What the task asks | Assemble all lines in which the string "嵌入式灯具的热试验" appears.

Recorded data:
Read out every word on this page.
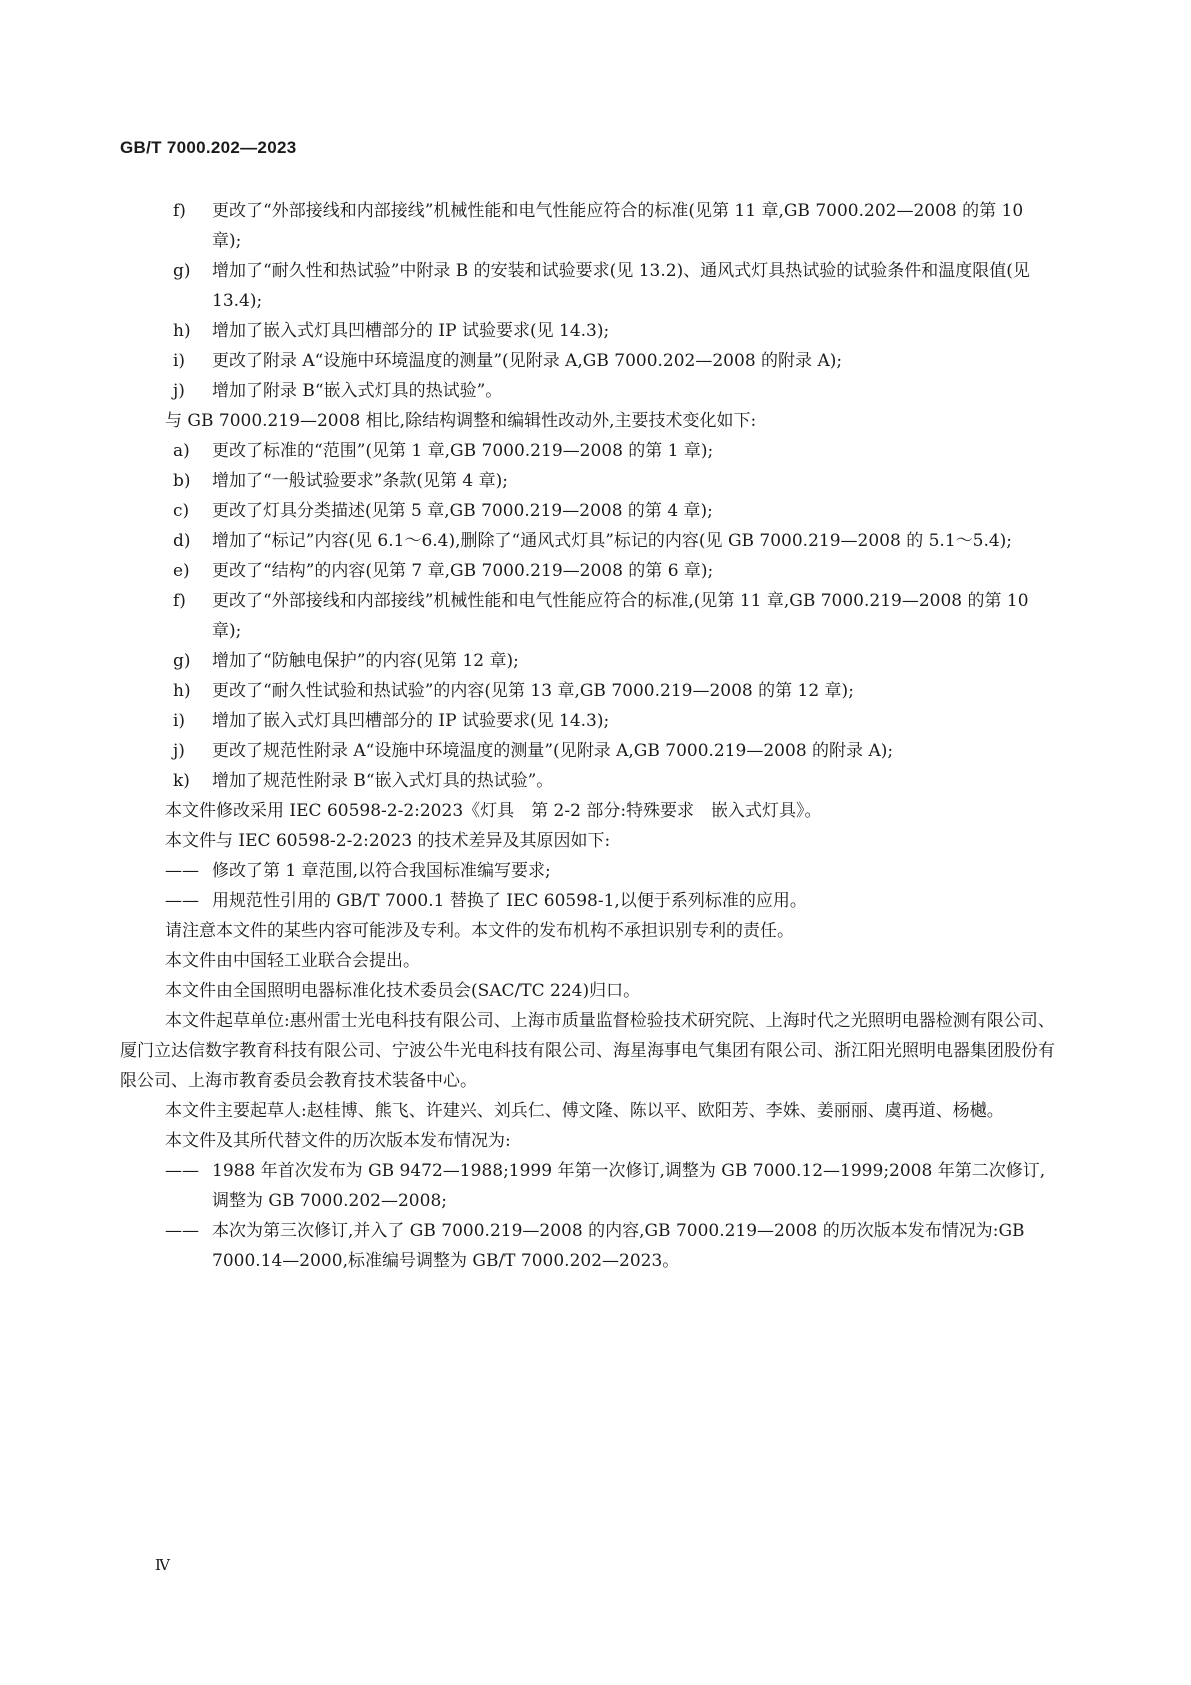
GB/T 7000.202—2023
f) 更改了“外部接线和内部接线”机械性能和电气性能应符合的标准(见第 11 章,GB 7000.202—2008 的第 10 章);
g) 增加了“耐久性和热试验”中附录 B 的安装和试验要求(见 13.2)、通风式灯具热试验的试验条件和温度限值(见 13.4);
h) 增加了嵌入式灯具凹槽部分的 IP 试验要求(见 14.3);
i) 更改了附录 A“设施中环境温度的测量”(见附录 A,GB 7000.202—2008 的附录 A);
j) 增加了附录 B“嵌入式灯具的热试验”。
与 GB 7000.219—2008 相比,除结构调整和编辑性改动外,主要技术变化如下:
a) 更改了标准的“范围”(见第 1 章,GB 7000.219—2008 的第 1 章);
b) 增加了“一般试验要求”条款(见第 4 章);
c) 更改了灯具分类描述(见第 5 章,GB 7000.219—2008 的第 4 章);
d) 增加了“标记”内容(见 6.1～6.4),删除了“通风式灯具”标记的内容(见 GB 7000.219—2008 的 5.1～5.4);
e) 更改了“结构”的内容(见第 7 章,GB 7000.219—2008 的第 6 章);
f) 更改了“外部接线和内部接线”机械性能和电气性能应符合的标准,(见第 11 章,GB 7000.219—2008 的第 10 章);
g) 增加了“防触电保护”的内容(见第 12 章);
h) 更改了“耐久性试验和热试验”的内容(见第 13 章,GB 7000.219—2008 的第 12 章);
i) 增加了嵌入式灯具凹槽部分的 IP 试验要求(见 14.3);
j) 更改了规范性附录 A“设施中环境温度的测量”(见附录 A,GB 7000.219—2008 的附录 A);
k) 增加了规范性附录 B“嵌入式灯具的热试验”。
本文件修改采用 IEC 60598-2-2:2023《灯具　第 2-2 部分:特殊要求　嵌入式灯具》。
本文件与 IEC 60598-2-2:2023 的技术差异及其原因如下:
—— 修改了第 1 章范围,以符合我国标准编写要求;
—— 用规范性引用的 GB/T 7000.1 替换了 IEC 60598-1,以便于系列标准的应用。
请注意本文件的某些内容可能涉及专利。本文件的发布机构不承担识别专利的责任。
本文件由中国轻工业联合会提出。
本文件由全国照明电器标准化技术委员会(SAC/TC 224)归口。
本文件起草单位:惠州雷士光电科技有限公司、上海市质量监督检验技术研究院、上海时代之光照明电器检测有限公司、厦门立达信数字教育科技有限公司、宁波公牛光电科技有限公司、海星海事电气集团有限公司、浙江阳光照明电器集团股份有限公司、上海市教育委员会教育技术装备中心。
本文件主要起草人:赵桂博、熊飞、许建兴、刘兵仁、傅文隆、陈以平、欧阳芳、李姝、姜丽丽、虞再道、杨樾。
本文件及其所代替文件的历次版本发布情况为:
—— 1988 年首次发布为 GB 9472—1988;1999 年第一次修订,调整为 GB 7000.12—1999;2008 年第二次修订,调整为 GB 7000.202—2008;
—— 本次为第三次修订,并入了 GB 7000.219—2008 的内容,GB 7000.219—2008 的历次版本发布情况为:GB 7000.14—2000,标准编号调整为 GB/T 7000.202—2023。
Ⅳ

Task answer |
j) 增加了附录 B“嵌入式灯具的热试验”。
k) 增加了规范性附录 B“嵌入式灯具的热试验”。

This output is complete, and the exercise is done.